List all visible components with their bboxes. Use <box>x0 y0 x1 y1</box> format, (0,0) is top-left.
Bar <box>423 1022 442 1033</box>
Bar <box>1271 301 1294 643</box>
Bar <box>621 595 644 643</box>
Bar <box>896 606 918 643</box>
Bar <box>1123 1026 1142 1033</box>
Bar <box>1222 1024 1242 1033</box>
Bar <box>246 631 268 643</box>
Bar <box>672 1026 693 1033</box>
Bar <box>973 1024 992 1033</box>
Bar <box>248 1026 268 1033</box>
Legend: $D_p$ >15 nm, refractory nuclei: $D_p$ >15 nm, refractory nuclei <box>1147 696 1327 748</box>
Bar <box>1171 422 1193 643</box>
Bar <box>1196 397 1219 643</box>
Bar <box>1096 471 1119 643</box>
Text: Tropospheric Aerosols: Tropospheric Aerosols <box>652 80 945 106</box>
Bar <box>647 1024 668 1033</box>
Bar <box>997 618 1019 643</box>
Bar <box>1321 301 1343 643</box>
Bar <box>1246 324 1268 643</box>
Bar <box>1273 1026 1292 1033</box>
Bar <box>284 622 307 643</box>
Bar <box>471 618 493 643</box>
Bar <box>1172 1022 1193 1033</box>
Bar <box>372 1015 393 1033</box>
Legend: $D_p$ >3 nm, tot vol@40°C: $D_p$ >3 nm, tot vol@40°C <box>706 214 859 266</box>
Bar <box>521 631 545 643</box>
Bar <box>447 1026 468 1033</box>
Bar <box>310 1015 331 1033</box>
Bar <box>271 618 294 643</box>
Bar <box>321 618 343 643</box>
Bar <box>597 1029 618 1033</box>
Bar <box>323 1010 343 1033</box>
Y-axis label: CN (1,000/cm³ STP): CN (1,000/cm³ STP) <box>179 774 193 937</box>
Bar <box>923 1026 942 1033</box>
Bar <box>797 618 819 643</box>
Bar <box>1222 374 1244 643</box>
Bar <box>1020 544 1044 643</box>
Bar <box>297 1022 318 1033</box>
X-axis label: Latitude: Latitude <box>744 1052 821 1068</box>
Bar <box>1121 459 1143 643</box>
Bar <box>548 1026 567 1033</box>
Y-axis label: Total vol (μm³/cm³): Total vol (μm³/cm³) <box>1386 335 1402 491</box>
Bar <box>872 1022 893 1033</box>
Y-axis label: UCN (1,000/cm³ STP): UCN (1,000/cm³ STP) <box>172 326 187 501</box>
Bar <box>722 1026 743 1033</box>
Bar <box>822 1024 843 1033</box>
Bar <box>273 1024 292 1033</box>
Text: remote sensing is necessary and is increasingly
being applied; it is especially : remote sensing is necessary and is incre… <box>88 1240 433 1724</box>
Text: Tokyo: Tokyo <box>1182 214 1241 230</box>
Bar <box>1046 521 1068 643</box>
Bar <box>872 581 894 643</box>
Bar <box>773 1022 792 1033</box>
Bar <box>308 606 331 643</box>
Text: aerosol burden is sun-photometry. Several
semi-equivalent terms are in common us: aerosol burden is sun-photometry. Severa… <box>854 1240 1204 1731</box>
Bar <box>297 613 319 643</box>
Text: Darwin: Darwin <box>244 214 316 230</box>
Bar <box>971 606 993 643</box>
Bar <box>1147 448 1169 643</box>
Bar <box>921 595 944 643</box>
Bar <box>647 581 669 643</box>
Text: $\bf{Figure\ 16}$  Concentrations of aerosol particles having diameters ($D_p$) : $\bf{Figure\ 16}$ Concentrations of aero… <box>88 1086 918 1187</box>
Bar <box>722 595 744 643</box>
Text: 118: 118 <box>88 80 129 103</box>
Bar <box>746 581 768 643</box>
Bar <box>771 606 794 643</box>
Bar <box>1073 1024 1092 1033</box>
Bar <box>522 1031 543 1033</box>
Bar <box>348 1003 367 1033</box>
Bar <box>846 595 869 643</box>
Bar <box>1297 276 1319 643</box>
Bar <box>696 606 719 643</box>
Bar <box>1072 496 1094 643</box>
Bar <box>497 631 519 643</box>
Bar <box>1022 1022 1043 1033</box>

....................

Problem = Report each line of the data above that contains the word "Legend".

Exercise answer =
Legend: $D_p$ >15 nm, refractory nuclei: $D_p$ >15 nm, refractory nuclei <box>1147 696 1327 748</box>
Legend: $D_p$ >3 nm, tot vol@40°C: $D_p$ >3 nm, tot vol@40°C <box>706 214 859 266</box>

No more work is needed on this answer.